* [Collected data entries]
+--
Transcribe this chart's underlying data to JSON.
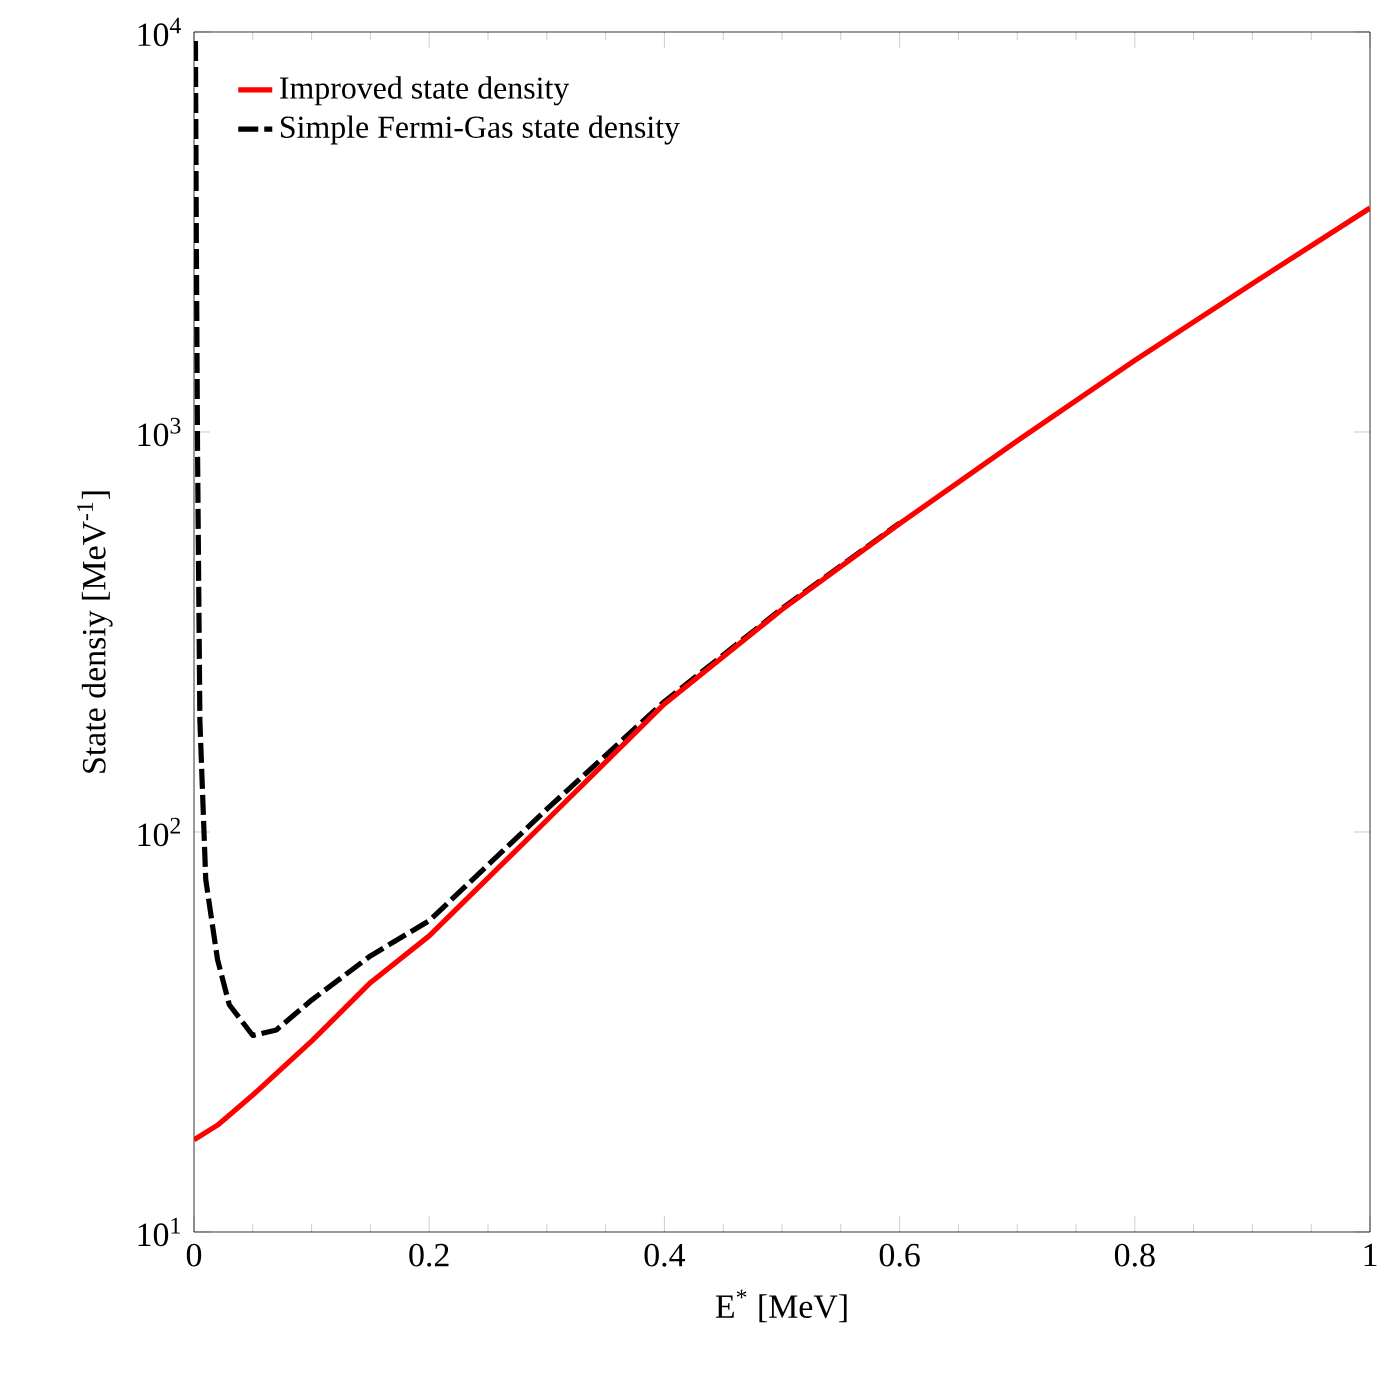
{
  "chart_data": {
    "type": "line",
    "xlabel": "E$^{*}$ [MeV]",
    "ylabel": "State densiy [MeV$^{-1}$]",
    "log": "y",
    "legend": "top left",
    "grid": false,
    "xlim": [
      0,
      1
    ],
    "ylim": [
      10,
      10000
    ],
    "xticks": [
      0,
      0.2,
      0.4,
      0.6,
      0.8,
      {
        "value": 1,
        "label": "1"
      }
    ],
    "yticks": [
      {
        "value": 10,
        "label": "10$^{1}$"
      },
      {
        "value": 100,
        "label": "10$^{2}$"
      },
      {
        "value": 1000,
        "label": "10$^{3}$"
      },
      {
        "value": 10000,
        "label": "10$^{4}$"
      }
    ],
    "series": [
      {
        "name": "Improved state density",
        "color": "#ff0000",
        "line_style": "solid",
        "x": [
          0,
          0.02,
          0.05,
          0.1,
          0.15,
          0.2,
          0.3,
          0.4,
          0.5,
          0.6,
          0.7,
          0.8,
          0.9,
          1.0
        ],
        "values": [
          17,
          18.5,
          22,
          30,
          42,
          55,
          107,
          209,
          360,
          590,
          950,
          1510,
          2350,
          3630
        ]
      },
      {
        "name": "Simple Fermi-Gas state density",
        "color": "#000000",
        "line_style": "dashed",
        "x": [
          0.0012,
          0.002,
          0.003,
          0.005,
          0.01,
          0.02,
          0.03,
          0.05,
          0.07,
          0.1,
          0.15,
          0.2,
          0.3,
          0.4,
          0.5,
          0.6
        ],
        "values": [
          9500,
          3000,
          900,
          190,
          76,
          48,
          37,
          31,
          32,
          38,
          49,
          60,
          114,
          212,
          362,
          592
        ]
      }
    ]
  }
}
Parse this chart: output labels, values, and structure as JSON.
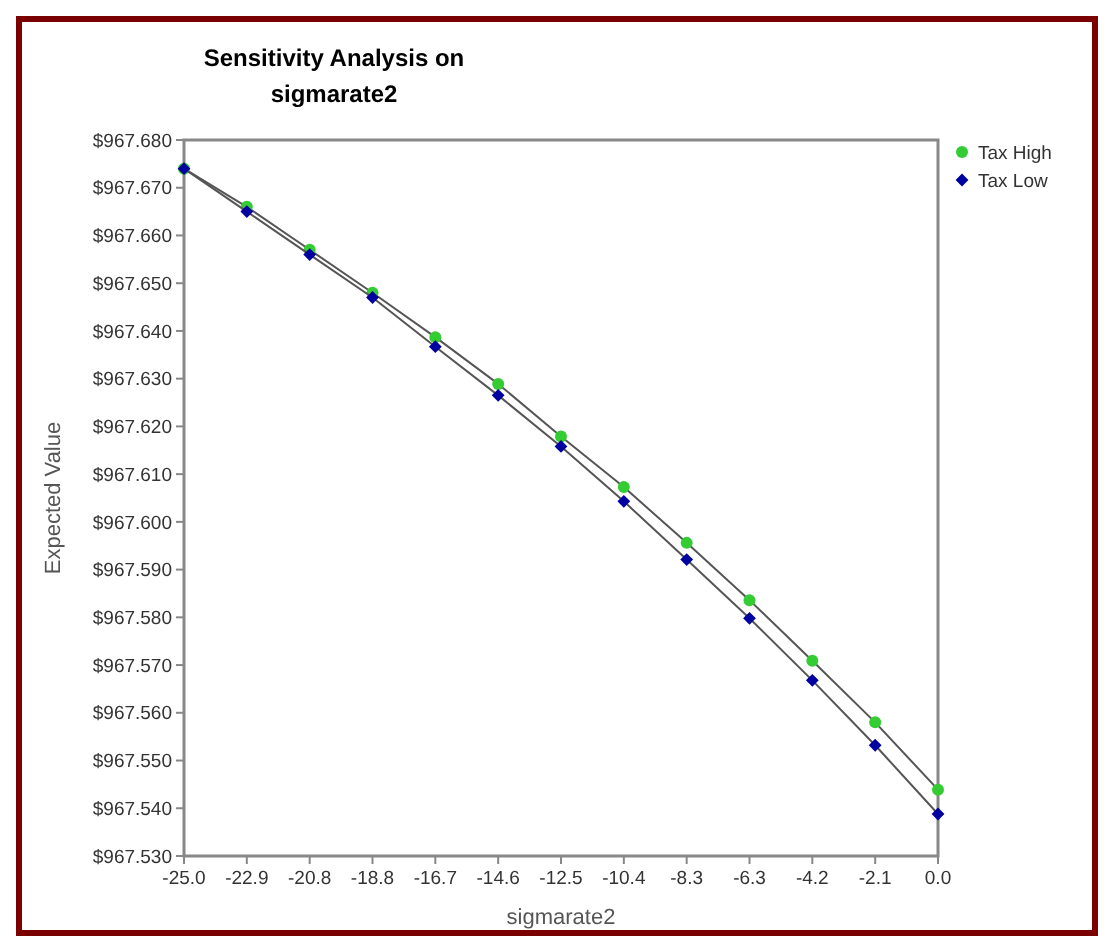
{
  "chart_data": {
    "type": "line",
    "title": "Sensitivity Analysis on sigmarate2",
    "xlabel": "sigmarate2",
    "ylabel": "Expected Value",
    "x": [
      -25,
      -22.917,
      -20.833,
      -18.75,
      -16.667,
      -14.583,
      -12.5,
      -10.417,
      -8.333,
      -6.25,
      -4.167,
      -2.083,
      0
    ],
    "series": [
      {
        "name": "Tax High",
        "color": "#33cc33",
        "marker": "circle",
        "values": [
          967.674,
          967.666,
          967.657,
          967.648,
          967.6387,
          967.6289,
          967.6179,
          967.6073,
          967.5956,
          967.5836,
          967.5709,
          967.558,
          967.5439
        ]
      },
      {
        "name": "Tax Low",
        "color": "#0000a0",
        "marker": "diamond",
        "values": [
          967.674,
          967.665,
          967.656,
          967.647,
          967.6367,
          967.6265,
          967.6158,
          967.6043,
          967.5921,
          967.5798,
          967.5668,
          967.5532,
          967.5388
        ]
      }
    ],
    "xlim": [
      -25,
      0
    ],
    "xticks": [
      {
        "value": -25,
        "label": "-25.0"
      },
      {
        "value": -22.917,
        "label": "-22.9"
      },
      {
        "value": -20.833,
        "label": "-20.8"
      },
      {
        "value": -18.75,
        "label": "-18.8"
      },
      {
        "value": -16.667,
        "label": "-16.7"
      },
      {
        "value": -14.583,
        "label": "-14.6"
      },
      {
        "value": -12.5,
        "label": "-12.5"
      },
      {
        "value": -10.417,
        "label": "-10.4"
      },
      {
        "value": -8.333,
        "label": "-8.3"
      },
      {
        "value": -6.25,
        "label": "-6.3"
      },
      {
        "value": -4.167,
        "label": "-4.2"
      },
      {
        "value": -2.083,
        "label": "-2.1"
      },
      {
        "value": 0,
        "label": "0.0"
      }
    ],
    "ylim": [
      967.53,
      967.68
    ],
    "yticks": [
      {
        "value": 967.53,
        "label": "$967.530"
      },
      {
        "value": 967.54,
        "label": "$967.540"
      },
      {
        "value": 967.55,
        "label": "$967.550"
      },
      {
        "value": 967.56,
        "label": "$967.560"
      },
      {
        "value": 967.57,
        "label": "$967.570"
      },
      {
        "value": 967.58,
        "label": "$967.580"
      },
      {
        "value": 967.59,
        "label": "$967.590"
      },
      {
        "value": 967.6,
        "label": "$967.600"
      },
      {
        "value": 967.61,
        "label": "$967.610"
      },
      {
        "value": 967.62,
        "label": "$967.620"
      },
      {
        "value": 967.63,
        "label": "$967.630"
      },
      {
        "value": 967.64,
        "label": "$967.640"
      },
      {
        "value": 967.65,
        "label": "$967.650"
      },
      {
        "value": 967.66,
        "label": "$967.660"
      },
      {
        "value": 967.67,
        "label": "$967.670"
      },
      {
        "value": 967.68,
        "label": "$967.680"
      }
    ],
    "grid": false,
    "legend": "top right",
    "marker": "circle",
    "line_style": "solid"
  }
}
+--
* [CHALLENGE] Quote the data exactly, leaving every image out of the copy.

* [EXPECTED OUTPUT]
Transcribe this chart's underlying data to JSON.
{
  "chart_data": {
    "type": "line",
    "xlabel": "E$^{*}$ [MeV]",
    "ylabel": "State densiy [MeV$^{-1}$]",
    "log": "y",
    "legend": "top left",
    "grid": false,
    "xlim": [
      0,
      1
    ],
    "ylim": [
      10,
      10000
    ],
    "xticks": [
      0,
      0.2,
      0.4,
      0.6,
      0.8,
      {
        "value": 1,
        "label": "1"
      }
    ],
    "yticks": [
      {
        "value": 10,
        "label": "10$^{1}$"
      },
      {
        "value": 100,
        "label": "10$^{2}$"
      },
      {
        "value": 1000,
        "label": "10$^{3}$"
      },
      {
        "value": 10000,
        "label": "10$^{4}$"
      }
    ],
    "series": [
      {
        "name": "Improved state density",
        "color": "#ff0000",
        "line_style": "solid",
        "x": [
          0,
          0.02,
          0.05,
          0.1,
          0.15,
          0.2,
          0.3,
          0.4,
          0.5,
          0.6,
          0.7,
          0.8,
          0.9,
          1.0
        ],
        "values": [
          17,
          18.5,
          22,
          30,
          42,
          55,
          107,
          209,
          360,
          590,
          950,
          1510,
          2350,
          3630
        ]
      },
      {
        "name": "Simple Fermi-Gas state density",
        "color": "#000000",
        "line_style": "dashed",
        "x": [
          0.0012,
          0.002,
          0.003,
          0.005,
          0.01,
          0.02,
          0.03,
          0.05,
          0.07,
          0.1,
          0.15,
          0.2,
          0.3,
          0.4,
          0.5,
          0.6
        ],
        "values": [
          9500,
          3000,
          900,
          190,
          76,
          48,
          37,
          31,
          32,
          38,
          49,
          60,
          114,
          212,
          362,
          592
        ]
      }
    ]
  }
}
Parse this chart: output labels, values, and structure as JSON.
{
  "chart_data": {
    "type": "line",
    "title": "Sensitivity Analysis on sigmarate2",
    "xlabel": "sigmarate2",
    "ylabel": "Expected Value",
    "x": [
      -25,
      -22.917,
      -20.833,
      -18.75,
      -16.667,
      -14.583,
      -12.5,
      -10.417,
      -8.333,
      -6.25,
      -4.167,
      -2.083,
      0
    ],
    "series": [
      {
        "name": "Tax High",
        "color": "#33cc33",
        "marker": "circle",
        "values": [
          967.674,
          967.666,
          967.657,
          967.648,
          967.6387,
          967.6289,
          967.6179,
          967.6073,
          967.5956,
          967.5836,
          967.5709,
          967.558,
          967.5439
        ]
      },
      {
        "name": "Tax Low",
        "color": "#0000a0",
        "marker": "diamond",
        "values": [
          967.674,
          967.665,
          967.656,
          967.647,
          967.6367,
          967.6265,
          967.6158,
          967.6043,
          967.5921,
          967.5798,
          967.5668,
          967.5532,
          967.5388
        ]
      }
    ],
    "xlim": [
      -25,
      0
    ],
    "xticks": [
      {
        "value": -25,
        "label": "-25.0"
      },
      {
        "value": -22.917,
        "label": "-22.9"
      },
      {
        "value": -20.833,
        "label": "-20.8"
      },
      {
        "value": -18.75,
        "label": "-18.8"
      },
      {
        "value": -16.667,
        "label": "-16.7"
      },
      {
        "value": -14.583,
        "label": "-14.6"
      },
      {
        "value": -12.5,
        "label": "-12.5"
      },
      {
        "value": -10.417,
        "label": "-10.4"
      },
      {
        "value": -8.333,
        "label": "-8.3"
      },
      {
        "value": -6.25,
        "label": "-6.3"
      },
      {
        "value": -4.167,
        "label": "-4.2"
      },
      {
        "value": -2.083,
        "label": "-2.1"
      },
      {
        "value": 0,
        "label": "0.0"
      }
    ],
    "ylim": [
      967.53,
      967.68
    ],
    "yticks": [
      {
        "value": 967.53,
        "label": "$967.530"
      },
      {
        "value": 967.54,
        "label": "$967.540"
      },
      {
        "value": 967.55,
        "label": "$967.550"
      },
      {
        "value": 967.56,
        "label": "$967.560"
      },
      {
        "value": 967.57,
        "label": "$967.570"
      },
      {
        "value": 967.58,
        "label": "$967.580"
      },
      {
        "value": 967.59,
        "label": "$967.590"
      },
      {
        "value": 967.6,
        "label": "$967.600"
      },
      {
        "value": 967.61,
        "label": "$967.610"
      },
      {
        "value": 967.62,
        "label": "$967.620"
      },
      {
        "value": 967.63,
        "label": "$967.630"
      },
      {
        "value": 967.64,
        "label": "$967.640"
      },
      {
        "value": 967.65,
        "label": "$967.650"
      },
      {
        "value": 967.66,
        "label": "$967.660"
      },
      {
        "value": 967.67,
        "label": "$967.670"
      },
      {
        "value": 967.68,
        "label": "$967.680"
      }
    ],
    "grid": false,
    "legend": "top right",
    "marker": "circle",
    "line_style": "solid"
  }
}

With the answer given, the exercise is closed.